### Brief
Reproduce all the entries precisely.

— start Supplied material —

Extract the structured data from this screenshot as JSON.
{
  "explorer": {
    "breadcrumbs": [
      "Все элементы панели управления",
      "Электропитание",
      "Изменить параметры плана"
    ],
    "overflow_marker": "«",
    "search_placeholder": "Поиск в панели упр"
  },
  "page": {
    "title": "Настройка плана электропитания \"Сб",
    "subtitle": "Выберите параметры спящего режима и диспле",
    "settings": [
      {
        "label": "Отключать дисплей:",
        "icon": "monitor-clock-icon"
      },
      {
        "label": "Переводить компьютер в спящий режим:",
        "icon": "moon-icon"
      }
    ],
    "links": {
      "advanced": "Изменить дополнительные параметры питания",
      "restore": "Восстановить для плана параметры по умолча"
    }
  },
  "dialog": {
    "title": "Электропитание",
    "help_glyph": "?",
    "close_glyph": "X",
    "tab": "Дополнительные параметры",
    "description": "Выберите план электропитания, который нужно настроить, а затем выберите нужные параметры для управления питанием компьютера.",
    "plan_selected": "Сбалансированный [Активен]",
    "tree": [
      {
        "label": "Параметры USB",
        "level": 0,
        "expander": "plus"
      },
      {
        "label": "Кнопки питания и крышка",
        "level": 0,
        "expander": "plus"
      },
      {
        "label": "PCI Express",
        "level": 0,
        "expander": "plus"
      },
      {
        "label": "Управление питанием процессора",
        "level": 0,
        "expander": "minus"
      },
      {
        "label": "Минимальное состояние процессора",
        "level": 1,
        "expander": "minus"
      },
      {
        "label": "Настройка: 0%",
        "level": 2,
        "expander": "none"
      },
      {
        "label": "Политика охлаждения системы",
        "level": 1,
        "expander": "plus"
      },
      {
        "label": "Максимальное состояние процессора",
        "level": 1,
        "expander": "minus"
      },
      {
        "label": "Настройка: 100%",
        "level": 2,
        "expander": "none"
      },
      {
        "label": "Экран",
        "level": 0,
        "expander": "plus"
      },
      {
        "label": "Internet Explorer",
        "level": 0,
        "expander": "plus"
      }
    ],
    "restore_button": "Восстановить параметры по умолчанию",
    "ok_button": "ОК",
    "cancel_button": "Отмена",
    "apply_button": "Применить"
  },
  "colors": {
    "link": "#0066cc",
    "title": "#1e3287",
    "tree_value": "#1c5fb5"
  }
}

— end Supplied material —

### Task response
Extract the structured data from this screenshot as JSON.
{
  "explorer": {
    "breadcrumbs": [
      "Все элементы панели управления",
      "Электропитание",
      "Изменить параметры плана"
    ],
    "overflow_marker": "«",
    "search_placeholder": "Поиск в панели упр"
  },
  "page": {
    "title": "Настройка плана электропитания \"Сб",
    "subtitle": "Выберите параметры спящего режима и диспле",
    "settings": [
      {
        "label": "Отключать дисплей:",
        "icon": "monitor-clock-icon"
      },
      {
        "label": "Переводить компьютер в спящий режим:",
        "icon": "moon-icon"
      }
    ],
    "links": {
      "advanced": "Изменить дополнительные параметры питания",
      "restore": "Восстановить для плана параметры по умолча"
    }
  },
  "dialog": {
    "title": "Электропитание",
    "help_glyph": "?",
    "close_glyph": "X",
    "tab": "Дополнительные параметры",
    "description": "Выберите план электропитания, который нужно настроить, а затем выберите нужные параметры для управления питанием компьютера.",
    "plan_selected": "Сбалансированный [Активен]",
    "tree": [
      {
        "label": "Параметры USB",
        "level": 0,
        "expander": "plus"
      },
      {
        "label": "Кнопки питания и крышка",
        "level": 0,
        "expander": "plus"
      },
      {
        "label": "PCI Express",
        "level": 0,
        "expander": "plus"
      },
      {
        "label": "Управление питанием процессора",
        "level": 0,
        "expander": "minus"
      },
      {
        "label": "Минимальное состояние процессора",
        "level": 1,
        "expander": "minus"
      },
      {
        "label": "Настройка: 0%",
        "level": 2,
        "expander": "none"
      },
      {
        "label": "Политика охлаждения системы",
        "level": 1,
        "expander": "plus"
      },
      {
        "label": "Максимальное состояние процессора",
        "level": 1,
        "expander": "minus"
      },
      {
        "label": "Настройка: 100%",
        "level": 2,
        "expander": "none"
      },
      {
        "label": "Экран",
        "level": 0,
        "expander": "plus"
      },
      {
        "label": "Internet Explorer",
        "level": 0,
        "expander": "plus"
      }
    ],
    "restore_button": "Восстановить параметры по умолчанию",
    "ok_button": "ОК",
    "cancel_button": "Отмена",
    "apply_button": "Применить"
  },
  "colors": {
    "link": "#0066cc",
    "title": "#1e3287",
    "tree_value": "#1c5fb5"
  }
}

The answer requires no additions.